§ To do:
• a. In the Zabbix hardware and high-availability passage, what did the author use to set up Linux-HA?
• b. Using the Zabbix hardware and high-availability passage, explain why the author runs the Zabbix proxies as VMs.

§ Given passage:
***

Identifying the proper hardware to use can be difficult. You’ll find a list of what I am using at the bottom of this section. I opted for high performance SAN space for my database servers because the Zabbix database requires a lot of I/O. In theory, the faster the database disks, the more data Zabbix will be able to handle. Also, CPU and memory are important to a MySQL database. Lots of memory allows Zabbix to hold frequently accessed data in memory which in turn increases performance. Originally I wanted to get 64GB of RAM for the database server, but 32GB seems to work just fine so far.

My idea behind the fairly powerful Zabbix server was that it will be responsible for evaluating hundreds of thousands of triggers. That will take some CPU power, so it can’t hurt to have plenty available. Memory wise, I probably could have scaled down to 12GB since I do not have many processes running on the Zabbix server (it does very little monitoring itself).

My Zabbix proxies don’t require significant amounts of hardware, which is why I opted to use VMs. I mainly use active items, so the proxies are mostly serving as collection points and are not doing large quantities of data collection themselves.

Zabbix server Zabbix database
HP ProLiant BL460c Gen8
12x Intel Xeon E5-2630
16GB memory
128GB disk
CentOS 6.2 x64
Zabbix 2.0.6
HP ProLiant BL460c Gen8
12x Intel Xeon E5-2630
32GB memory
2TB SAN-backed storage (4Gbps FC)
CentOS 6.2 x64
MySQL 5.6.12
Zabbix proxies SAN
VMware Virtual Machine
4x vCPU
8GB memory
50GB disk
CentOS 6.2 x64
Zabbix 2.0.6
MySQL 5.5.18
Hitachi Unified Storage VM
2x 2TB LUN
Tiered storage (with 2TB SSD)

Server High Availability

Now lets consider the architecture for the Zabbix server. Typically, in a large environment, downtime for a monitoring service can’t be tolerated for long periods of time (more than a few minutes). Due to the way that the Zabbix server process runs, it is not currently possible to run more than one instance of the Zabbix server. To work around that, I set up Linux-HA using Pacemaker and CMAN. As a base for getting stuff installed, take a look at the quickstart guide for RedHat 6.4. Unfortunately, the guide has changed since I last used it, but it should give you the same end result that I had as a base on which to put a custom configuration. There are four services that are managed with the HA stuff:

  1. Shared IP address
    1. In a failover event, this IP will be disassociated with the previous server and will be assigned to the newly active server
    2. This IP address will always be associated with the active server. The benefits of this are three-fold:
      1. It is easier to find which server is active
      2. All connections from the active Zabbix server come from the same IP (by setting the “SourceIP” configuration option in zabbix_server.conf)

***

§ Listed entries:
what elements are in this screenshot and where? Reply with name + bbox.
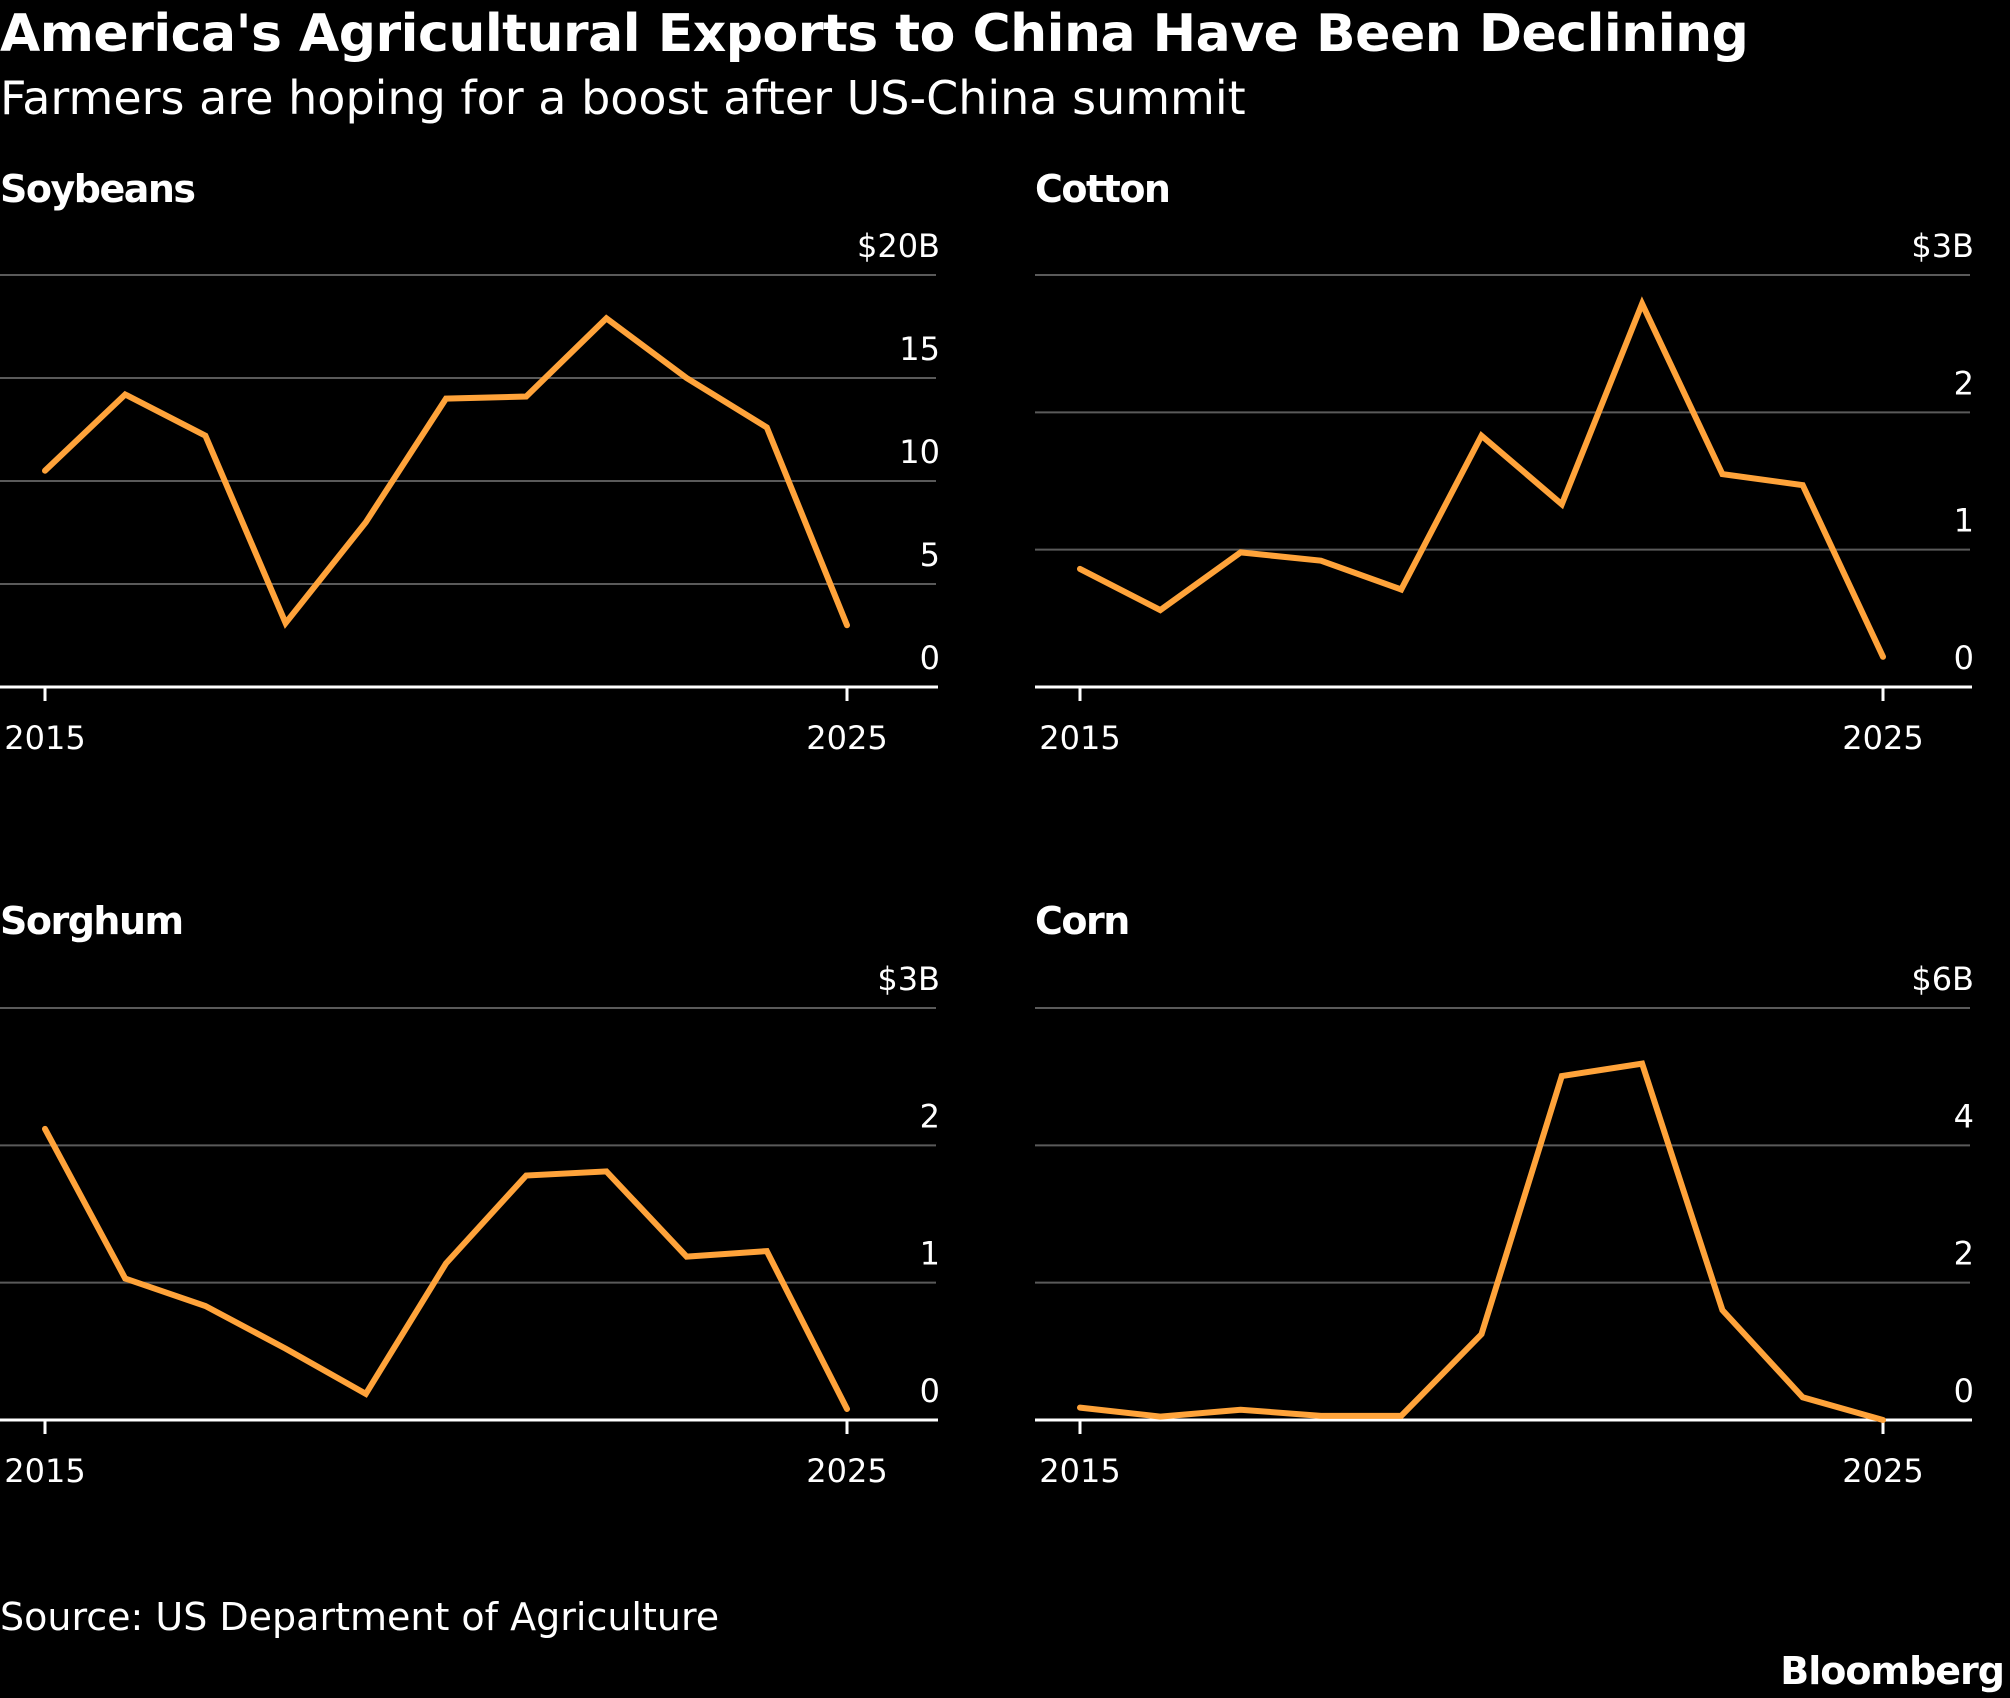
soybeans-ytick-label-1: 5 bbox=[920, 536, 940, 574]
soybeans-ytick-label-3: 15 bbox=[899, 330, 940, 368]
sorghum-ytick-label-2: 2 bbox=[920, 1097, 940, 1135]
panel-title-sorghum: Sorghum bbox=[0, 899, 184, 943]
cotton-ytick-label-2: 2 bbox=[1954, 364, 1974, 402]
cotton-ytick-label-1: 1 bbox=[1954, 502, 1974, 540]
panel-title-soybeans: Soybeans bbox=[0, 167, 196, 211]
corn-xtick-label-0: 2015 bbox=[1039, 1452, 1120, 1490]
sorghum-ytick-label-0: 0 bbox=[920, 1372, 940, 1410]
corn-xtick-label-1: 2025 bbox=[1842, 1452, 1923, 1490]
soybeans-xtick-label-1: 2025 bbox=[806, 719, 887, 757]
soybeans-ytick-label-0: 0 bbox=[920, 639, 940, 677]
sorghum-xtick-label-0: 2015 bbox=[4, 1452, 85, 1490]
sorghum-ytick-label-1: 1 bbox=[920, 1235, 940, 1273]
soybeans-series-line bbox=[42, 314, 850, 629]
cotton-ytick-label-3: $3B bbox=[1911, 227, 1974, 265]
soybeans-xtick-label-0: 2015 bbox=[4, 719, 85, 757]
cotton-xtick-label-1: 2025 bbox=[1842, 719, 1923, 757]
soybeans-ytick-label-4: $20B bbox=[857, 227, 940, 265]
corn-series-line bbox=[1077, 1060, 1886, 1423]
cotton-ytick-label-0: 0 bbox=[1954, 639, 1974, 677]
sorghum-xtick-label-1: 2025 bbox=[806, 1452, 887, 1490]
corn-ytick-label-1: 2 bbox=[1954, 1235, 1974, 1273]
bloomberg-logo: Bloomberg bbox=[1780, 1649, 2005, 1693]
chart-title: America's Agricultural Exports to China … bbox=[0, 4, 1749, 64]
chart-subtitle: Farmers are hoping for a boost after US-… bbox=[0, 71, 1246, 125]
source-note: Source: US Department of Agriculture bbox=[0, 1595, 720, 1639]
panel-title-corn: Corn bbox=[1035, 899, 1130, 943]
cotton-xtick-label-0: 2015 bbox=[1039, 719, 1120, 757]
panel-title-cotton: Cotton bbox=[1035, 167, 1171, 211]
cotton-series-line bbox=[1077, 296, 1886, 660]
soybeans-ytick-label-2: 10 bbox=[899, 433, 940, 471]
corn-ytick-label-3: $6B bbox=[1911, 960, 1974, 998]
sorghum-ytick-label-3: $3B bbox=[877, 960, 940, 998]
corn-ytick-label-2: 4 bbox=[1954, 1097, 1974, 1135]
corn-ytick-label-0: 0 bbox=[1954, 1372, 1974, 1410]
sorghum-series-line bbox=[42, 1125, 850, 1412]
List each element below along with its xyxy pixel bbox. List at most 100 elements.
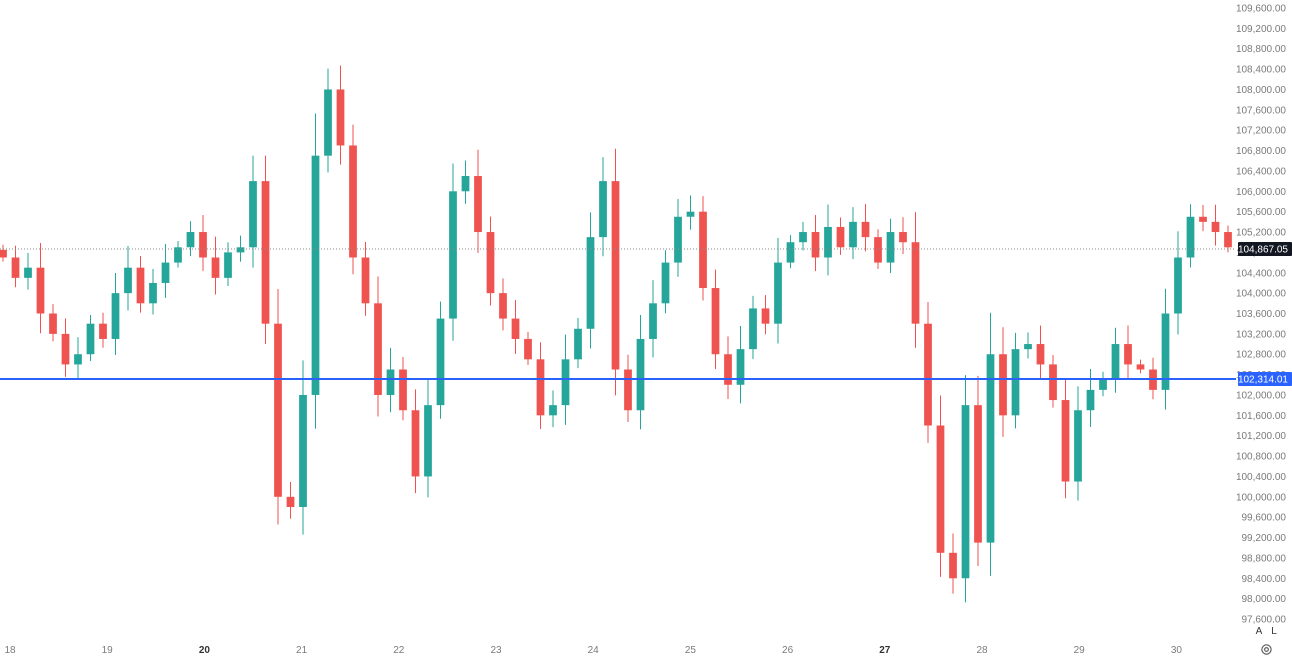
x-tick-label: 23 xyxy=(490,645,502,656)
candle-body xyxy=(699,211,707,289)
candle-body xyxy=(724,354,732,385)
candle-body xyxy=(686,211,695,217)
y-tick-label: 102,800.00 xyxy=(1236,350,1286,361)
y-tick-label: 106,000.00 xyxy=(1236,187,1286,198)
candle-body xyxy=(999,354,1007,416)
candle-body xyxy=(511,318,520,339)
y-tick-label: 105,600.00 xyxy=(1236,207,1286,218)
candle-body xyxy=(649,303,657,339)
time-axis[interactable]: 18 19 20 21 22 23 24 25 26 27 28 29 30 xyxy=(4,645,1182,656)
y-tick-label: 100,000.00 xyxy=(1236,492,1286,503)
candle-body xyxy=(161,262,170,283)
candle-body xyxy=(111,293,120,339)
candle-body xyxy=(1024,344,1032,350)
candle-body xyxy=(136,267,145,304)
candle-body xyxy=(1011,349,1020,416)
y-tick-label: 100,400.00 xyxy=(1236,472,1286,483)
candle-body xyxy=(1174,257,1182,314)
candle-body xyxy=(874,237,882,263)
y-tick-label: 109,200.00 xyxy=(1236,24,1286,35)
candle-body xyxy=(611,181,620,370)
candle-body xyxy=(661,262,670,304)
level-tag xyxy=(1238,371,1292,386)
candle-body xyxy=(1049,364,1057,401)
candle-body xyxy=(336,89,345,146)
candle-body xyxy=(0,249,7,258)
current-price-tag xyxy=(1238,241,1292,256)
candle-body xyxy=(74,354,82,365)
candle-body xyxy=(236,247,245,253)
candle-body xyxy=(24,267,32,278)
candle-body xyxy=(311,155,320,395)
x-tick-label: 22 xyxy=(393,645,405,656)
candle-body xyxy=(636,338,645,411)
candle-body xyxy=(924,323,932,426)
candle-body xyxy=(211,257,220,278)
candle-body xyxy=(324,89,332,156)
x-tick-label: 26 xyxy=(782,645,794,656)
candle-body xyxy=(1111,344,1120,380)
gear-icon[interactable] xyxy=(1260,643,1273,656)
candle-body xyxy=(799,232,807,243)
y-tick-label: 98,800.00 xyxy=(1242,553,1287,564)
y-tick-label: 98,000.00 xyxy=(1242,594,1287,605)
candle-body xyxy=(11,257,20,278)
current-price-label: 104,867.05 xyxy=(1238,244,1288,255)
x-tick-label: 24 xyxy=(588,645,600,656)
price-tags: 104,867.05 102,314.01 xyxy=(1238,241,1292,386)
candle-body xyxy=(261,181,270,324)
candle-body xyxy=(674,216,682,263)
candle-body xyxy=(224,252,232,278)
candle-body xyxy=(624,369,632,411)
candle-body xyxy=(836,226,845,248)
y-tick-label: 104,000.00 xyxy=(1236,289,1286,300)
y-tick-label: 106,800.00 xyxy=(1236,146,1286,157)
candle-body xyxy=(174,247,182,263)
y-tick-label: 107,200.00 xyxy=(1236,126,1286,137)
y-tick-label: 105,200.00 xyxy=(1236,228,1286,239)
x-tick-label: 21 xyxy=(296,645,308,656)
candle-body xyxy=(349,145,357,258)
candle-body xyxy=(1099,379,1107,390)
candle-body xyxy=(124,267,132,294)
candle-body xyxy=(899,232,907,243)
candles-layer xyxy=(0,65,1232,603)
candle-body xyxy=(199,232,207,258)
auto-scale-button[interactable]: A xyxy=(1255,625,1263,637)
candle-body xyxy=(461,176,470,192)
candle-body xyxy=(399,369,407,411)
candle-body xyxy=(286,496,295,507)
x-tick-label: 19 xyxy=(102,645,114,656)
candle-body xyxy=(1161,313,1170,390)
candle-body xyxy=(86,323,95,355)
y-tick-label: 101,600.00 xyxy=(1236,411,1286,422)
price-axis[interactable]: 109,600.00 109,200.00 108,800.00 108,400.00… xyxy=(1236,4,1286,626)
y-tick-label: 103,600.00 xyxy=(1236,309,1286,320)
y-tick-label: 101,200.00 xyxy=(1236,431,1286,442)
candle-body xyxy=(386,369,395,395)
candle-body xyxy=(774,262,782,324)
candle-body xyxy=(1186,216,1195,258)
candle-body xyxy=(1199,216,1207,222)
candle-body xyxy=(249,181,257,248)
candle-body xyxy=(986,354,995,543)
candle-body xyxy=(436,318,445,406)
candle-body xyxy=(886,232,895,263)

***

§ Results of the tasks:
• a. Pacemaker and CMAN.

• b. The proxies don't need much hardware. The author mainly uses active items, so the proxies serve mostly as collection points and do little data collection themselves.